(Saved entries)
▬▬▬▬▬▬

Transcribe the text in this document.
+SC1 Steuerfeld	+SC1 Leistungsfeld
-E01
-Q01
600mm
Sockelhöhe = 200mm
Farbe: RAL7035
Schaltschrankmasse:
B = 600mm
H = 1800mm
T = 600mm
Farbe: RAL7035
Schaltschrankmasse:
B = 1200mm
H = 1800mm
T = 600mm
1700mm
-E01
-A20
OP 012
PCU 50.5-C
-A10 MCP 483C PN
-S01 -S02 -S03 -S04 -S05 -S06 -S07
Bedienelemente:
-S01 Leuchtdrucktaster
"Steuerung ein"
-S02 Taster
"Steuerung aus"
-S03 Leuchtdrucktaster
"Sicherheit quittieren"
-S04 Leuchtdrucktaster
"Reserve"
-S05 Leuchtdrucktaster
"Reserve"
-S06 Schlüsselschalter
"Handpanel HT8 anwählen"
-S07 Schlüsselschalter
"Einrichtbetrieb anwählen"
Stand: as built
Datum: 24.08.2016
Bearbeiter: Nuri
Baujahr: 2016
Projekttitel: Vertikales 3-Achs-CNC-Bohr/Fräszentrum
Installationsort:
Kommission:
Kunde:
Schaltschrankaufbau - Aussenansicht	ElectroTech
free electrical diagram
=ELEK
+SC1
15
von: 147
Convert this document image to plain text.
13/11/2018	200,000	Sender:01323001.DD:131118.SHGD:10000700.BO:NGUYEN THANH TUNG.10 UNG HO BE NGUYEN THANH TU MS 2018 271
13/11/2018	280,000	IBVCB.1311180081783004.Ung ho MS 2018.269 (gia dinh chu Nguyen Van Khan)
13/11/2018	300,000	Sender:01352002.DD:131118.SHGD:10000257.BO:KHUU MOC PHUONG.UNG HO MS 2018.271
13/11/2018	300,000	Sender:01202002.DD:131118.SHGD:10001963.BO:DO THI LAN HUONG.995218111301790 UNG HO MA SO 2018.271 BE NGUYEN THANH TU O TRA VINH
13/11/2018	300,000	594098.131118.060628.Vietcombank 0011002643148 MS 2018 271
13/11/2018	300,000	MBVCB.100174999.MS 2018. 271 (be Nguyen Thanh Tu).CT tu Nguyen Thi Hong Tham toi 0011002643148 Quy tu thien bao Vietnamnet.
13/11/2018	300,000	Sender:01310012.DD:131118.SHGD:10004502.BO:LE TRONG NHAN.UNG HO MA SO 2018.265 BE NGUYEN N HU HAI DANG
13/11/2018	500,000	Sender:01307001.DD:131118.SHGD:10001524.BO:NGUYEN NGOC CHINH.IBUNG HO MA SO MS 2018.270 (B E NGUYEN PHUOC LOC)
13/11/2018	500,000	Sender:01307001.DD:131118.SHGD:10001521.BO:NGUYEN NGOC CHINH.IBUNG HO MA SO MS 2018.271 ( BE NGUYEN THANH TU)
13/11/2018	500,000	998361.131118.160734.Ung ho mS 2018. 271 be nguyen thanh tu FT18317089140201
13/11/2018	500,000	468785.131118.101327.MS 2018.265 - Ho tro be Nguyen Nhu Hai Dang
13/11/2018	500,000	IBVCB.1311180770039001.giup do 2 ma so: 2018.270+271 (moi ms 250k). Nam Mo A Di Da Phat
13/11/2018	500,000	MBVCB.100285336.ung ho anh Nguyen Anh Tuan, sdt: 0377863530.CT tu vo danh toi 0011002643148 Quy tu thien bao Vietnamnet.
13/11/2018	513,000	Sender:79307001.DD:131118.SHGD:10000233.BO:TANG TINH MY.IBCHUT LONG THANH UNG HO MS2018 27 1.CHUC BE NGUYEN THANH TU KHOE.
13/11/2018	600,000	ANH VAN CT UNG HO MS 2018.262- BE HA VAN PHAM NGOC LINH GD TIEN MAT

▬▬▬▬▬▬

● Problem requirements
Give only the number of lines in the data that hold the string "anwählen".

● Result of this task
2